**Task goal**
In full and without alteration, give the listing again.
>> start
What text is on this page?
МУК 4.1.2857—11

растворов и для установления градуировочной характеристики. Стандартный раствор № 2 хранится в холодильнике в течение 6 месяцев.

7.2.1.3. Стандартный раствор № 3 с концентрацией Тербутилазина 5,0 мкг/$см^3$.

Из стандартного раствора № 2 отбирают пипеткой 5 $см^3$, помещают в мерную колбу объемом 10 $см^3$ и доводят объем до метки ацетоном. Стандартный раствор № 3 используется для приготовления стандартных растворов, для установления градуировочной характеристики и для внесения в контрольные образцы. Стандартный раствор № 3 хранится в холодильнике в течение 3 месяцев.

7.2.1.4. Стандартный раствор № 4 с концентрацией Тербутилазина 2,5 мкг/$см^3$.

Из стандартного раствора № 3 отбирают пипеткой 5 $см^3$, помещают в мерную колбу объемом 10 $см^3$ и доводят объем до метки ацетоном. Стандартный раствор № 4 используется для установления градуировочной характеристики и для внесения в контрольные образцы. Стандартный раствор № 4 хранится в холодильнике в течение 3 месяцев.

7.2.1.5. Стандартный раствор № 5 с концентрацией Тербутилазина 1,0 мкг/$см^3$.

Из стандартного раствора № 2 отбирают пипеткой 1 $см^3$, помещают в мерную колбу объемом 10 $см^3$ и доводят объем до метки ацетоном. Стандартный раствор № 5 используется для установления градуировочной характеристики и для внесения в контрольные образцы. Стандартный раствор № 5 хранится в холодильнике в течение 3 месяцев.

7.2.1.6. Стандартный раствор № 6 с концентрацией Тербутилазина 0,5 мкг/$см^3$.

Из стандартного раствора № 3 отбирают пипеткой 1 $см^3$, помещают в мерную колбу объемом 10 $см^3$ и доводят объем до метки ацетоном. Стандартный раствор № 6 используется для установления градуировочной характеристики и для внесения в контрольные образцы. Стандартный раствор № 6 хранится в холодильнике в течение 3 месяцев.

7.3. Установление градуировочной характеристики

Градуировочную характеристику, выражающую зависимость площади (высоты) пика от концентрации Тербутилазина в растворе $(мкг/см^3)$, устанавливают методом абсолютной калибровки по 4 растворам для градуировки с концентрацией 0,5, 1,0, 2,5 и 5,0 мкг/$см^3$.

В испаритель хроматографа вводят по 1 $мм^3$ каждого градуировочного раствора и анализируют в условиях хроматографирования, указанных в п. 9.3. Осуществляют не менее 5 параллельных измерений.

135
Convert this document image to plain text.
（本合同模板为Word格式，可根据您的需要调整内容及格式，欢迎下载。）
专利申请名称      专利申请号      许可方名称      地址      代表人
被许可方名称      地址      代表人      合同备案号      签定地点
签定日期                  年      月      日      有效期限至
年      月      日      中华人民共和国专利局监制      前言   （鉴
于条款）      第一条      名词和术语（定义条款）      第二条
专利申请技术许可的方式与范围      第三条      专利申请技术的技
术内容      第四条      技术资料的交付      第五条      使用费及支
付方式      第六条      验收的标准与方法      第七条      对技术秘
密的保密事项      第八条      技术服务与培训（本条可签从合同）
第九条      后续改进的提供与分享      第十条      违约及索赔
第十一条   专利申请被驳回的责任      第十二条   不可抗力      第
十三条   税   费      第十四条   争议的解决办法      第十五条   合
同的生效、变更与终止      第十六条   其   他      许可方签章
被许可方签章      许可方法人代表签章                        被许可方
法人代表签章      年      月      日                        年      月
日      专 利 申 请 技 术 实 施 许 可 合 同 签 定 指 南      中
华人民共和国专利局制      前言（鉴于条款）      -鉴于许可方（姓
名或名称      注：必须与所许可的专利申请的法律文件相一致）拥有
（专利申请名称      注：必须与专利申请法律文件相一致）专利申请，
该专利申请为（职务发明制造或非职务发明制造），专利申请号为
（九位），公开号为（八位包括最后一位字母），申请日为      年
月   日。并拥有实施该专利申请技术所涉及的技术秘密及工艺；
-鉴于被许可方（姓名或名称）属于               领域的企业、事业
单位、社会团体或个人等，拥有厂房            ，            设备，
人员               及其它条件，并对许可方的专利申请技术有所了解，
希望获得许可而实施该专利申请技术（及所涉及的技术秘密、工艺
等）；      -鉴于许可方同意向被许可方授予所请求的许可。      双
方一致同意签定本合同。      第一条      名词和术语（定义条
>> end
**Reply to the task**
What text is on this page?
МУК 4.1.2857—11

растворов и для установления градуировочной характеристики. Стандартный раствор № 2 хранится в холодильнике в течение 6 месяцев.

7.2.1.3. Стандартный раствор № 3 с концентрацией Тербутилазина 5,0 мкг/$см^3$.

Из стандартного раствора № 2 отбирают пипеткой 5 $см^3$, помещают в мерную колбу объемом 10 $см^3$ и доводят объем до метки ацетоном. Стандартный раствор № 3 используется для приготовления стандартных растворов, для установления градуировочной характеристики и для внесения в контрольные образцы. Стандартный раствор № 3 хранится в холодильнике в течение 3 месяцев.

7.2.1.4. Стандартный раствор № 4 с концентрацией Тербутилазина 2,5 мкг/$см^3$.

Из стандартного раствора № 3 отбирают пипеткой 5 $см^3$, помещают в мерную колбу объемом 10 $см^3$ и доводят объем до метки ацетоном. Стандартный раствор № 4 используется для установления градуировочной характеристики и для внесения в контрольные образцы. Стандартный раствор № 4 хранится в холодильнике в течение 3 месяцев.

7.2.1.5. Стандартный раствор № 5 с концентрацией Тербутилазина 1,0 мкг/$см^3$.

Из стандартного раствора № 2 отбирают пипеткой 1 $см^3$, помещают в мерную колбу объемом 10 $см^3$ и доводят объем до метки ацетоном. Стандартный раствор № 5 используется для установления градуировочной характеристики и для внесения в контрольные образцы. Стандартный раствор № 5 хранится в холодильнике в течение 3 месяцев.

7.2.1.6. Стандартный раствор № 6 с концентрацией Тербутилазина 0,5 мкг/$см^3$.

Из стандартного раствора № 3 отбирают пипеткой 1 $см^3$, помещают в мерную колбу объемом 10 $см^3$ и доводят объем до метки ацетоном. Стандартный раствор № 6 используется для установления градуировочной характеристики и для внесения в контрольные образцы. Стандартный раствор № 6 хранится в холодильнике в течение 3 месяцев.

7.3. Установление градуировочной характеристики

Градуировочную характеристику, выражающую зависимость площади (высоты) пика от концентрации Тербутилазина в растворе $(мкг/см^3)$, устанавливают методом абсолютной калибровки по 4 растворам для градуировки с концентрацией 0,5, 1,0, 2,5 и 5,0 мкг/$см^3$.

В испаритель хроматографа вводят по 1 $мм^3$ каждого градуировочного раствора и анализируют в условиях хроматографирования, указанных в п. 9.3. Осуществляют не менее 5 параллельных измерений.

135
Convert this document image to plain text.
（本合同模板为Word格式，可根据您的需要调整内容及格式，欢迎下载。）
专利申请名称      专利申请号      许可方名称      地址      代表人
被许可方名称      地址      代表人      合同备案号      签定地点
签定日期                  年      月      日      有效期限至
年      月      日      中华人民共和国专利局监制      前言   （鉴
于条款）      第一条      名词和术语（定义条款）      第二条
专利申请技术许可的方式与范围      第三条      专利申请技术的技
术内容      第四条      技术资料的交付      第五条      使用费及支
付方式      第六条      验收的标准与方法      第七条      对技术秘
密的保密事项      第八条      技术服务与培训（本条可签从合同）
第九条      后续改进的提供与分享      第十条      违约及索赔
第十一条   专利申请被驳回的责任      第十二条   不可抗力      第
十三条   税   费      第十四条   争议的解决办法      第十五条   合
同的生效、变更与终止      第十六条   其   他      许可方签章
被许可方签章      许可方法人代表签章                        被许可方
法人代表签章      年      月      日                        年      月
日      专 利 申 请 技 术 实 施 许 可 合 同 签 定 指 南      中
华人民共和国专利局制      前言（鉴于条款）      -鉴于许可方（姓
名或名称      注：必须与所许可的专利申请的法律文件相一致）拥有
（专利申请名称      注：必须与专利申请法律文件相一致）专利申请，
该专利申请为（职务发明制造或非职务发明制造），专利申请号为
（九位），公开号为（八位包括最后一位字母），申请日为      年
月   日。并拥有实施该专利申请技术所涉及的技术秘密及工艺；
-鉴于被许可方（姓名或名称）属于               领域的企业、事业
单位、社会团体或个人等，拥有厂房            ，            设备，
人员               及其它条件，并对许可方的专利申请技术有所了解，
希望获得许可而实施该专利申请技术（及所涉及的技术秘密、工艺
等）；      -鉴于许可方同意向被许可方授予所请求的许可。      双
方一致同意签定本合同。      第一条      名词和术语（定义条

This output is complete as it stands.